Given request: Transcribe the listing verbatim. Do not carry over any pictures.

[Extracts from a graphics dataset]
** Begin **

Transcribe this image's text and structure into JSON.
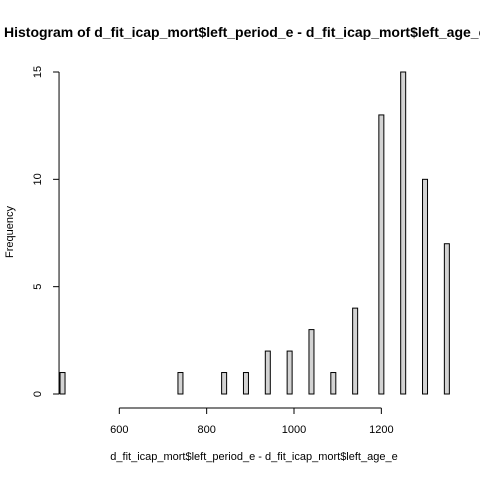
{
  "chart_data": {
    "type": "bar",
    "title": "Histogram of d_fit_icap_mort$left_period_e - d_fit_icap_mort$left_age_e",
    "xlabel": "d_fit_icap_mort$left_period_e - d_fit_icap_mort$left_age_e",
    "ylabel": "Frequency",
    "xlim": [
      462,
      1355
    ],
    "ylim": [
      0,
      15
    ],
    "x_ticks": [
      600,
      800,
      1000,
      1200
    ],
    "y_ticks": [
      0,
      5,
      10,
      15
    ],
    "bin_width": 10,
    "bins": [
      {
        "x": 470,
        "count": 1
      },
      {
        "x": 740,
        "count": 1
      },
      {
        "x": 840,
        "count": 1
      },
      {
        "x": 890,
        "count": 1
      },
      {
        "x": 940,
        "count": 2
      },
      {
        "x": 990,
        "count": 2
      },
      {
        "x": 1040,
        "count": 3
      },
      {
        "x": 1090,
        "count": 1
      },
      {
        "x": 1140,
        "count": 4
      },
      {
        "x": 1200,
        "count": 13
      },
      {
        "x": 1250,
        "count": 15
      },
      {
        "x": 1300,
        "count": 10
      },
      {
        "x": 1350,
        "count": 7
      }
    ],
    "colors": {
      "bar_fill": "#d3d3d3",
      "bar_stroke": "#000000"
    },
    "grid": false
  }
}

** End **

Exercise response:
Transcribe this image's text and structure into JSON.
{
  "chart_data": {
    "type": "bar",
    "title": "Histogram of d_fit_icap_mort$left_period_e - d_fit_icap_mort$left_age_e",
    "xlabel": "d_fit_icap_mort$left_period_e - d_fit_icap_mort$left_age_e",
    "ylabel": "Frequency",
    "xlim": [
      462,
      1355
    ],
    "ylim": [
      0,
      15
    ],
    "x_ticks": [
      600,
      800,
      1000,
      1200
    ],
    "y_ticks": [
      0,
      5,
      10,
      15
    ],
    "bin_width": 10,
    "bins": [
      {
        "x": 470,
        "count": 1
      },
      {
        "x": 740,
        "count": 1
      },
      {
        "x": 840,
        "count": 1
      },
      {
        "x": 890,
        "count": 1
      },
      {
        "x": 940,
        "count": 2
      },
      {
        "x": 990,
        "count": 2
      },
      {
        "x": 1040,
        "count": 3
      },
      {
        "x": 1090,
        "count": 1
      },
      {
        "x": 1140,
        "count": 4
      },
      {
        "x": 1200,
        "count": 13
      },
      {
        "x": 1250,
        "count": 15
      },
      {
        "x": 1300,
        "count": 10
      },
      {
        "x": 1350,
        "count": 7
      }
    ],
    "colors": {
      "bar_fill": "#d3d3d3",
      "bar_stroke": "#000000"
    },
    "grid": false
  }
}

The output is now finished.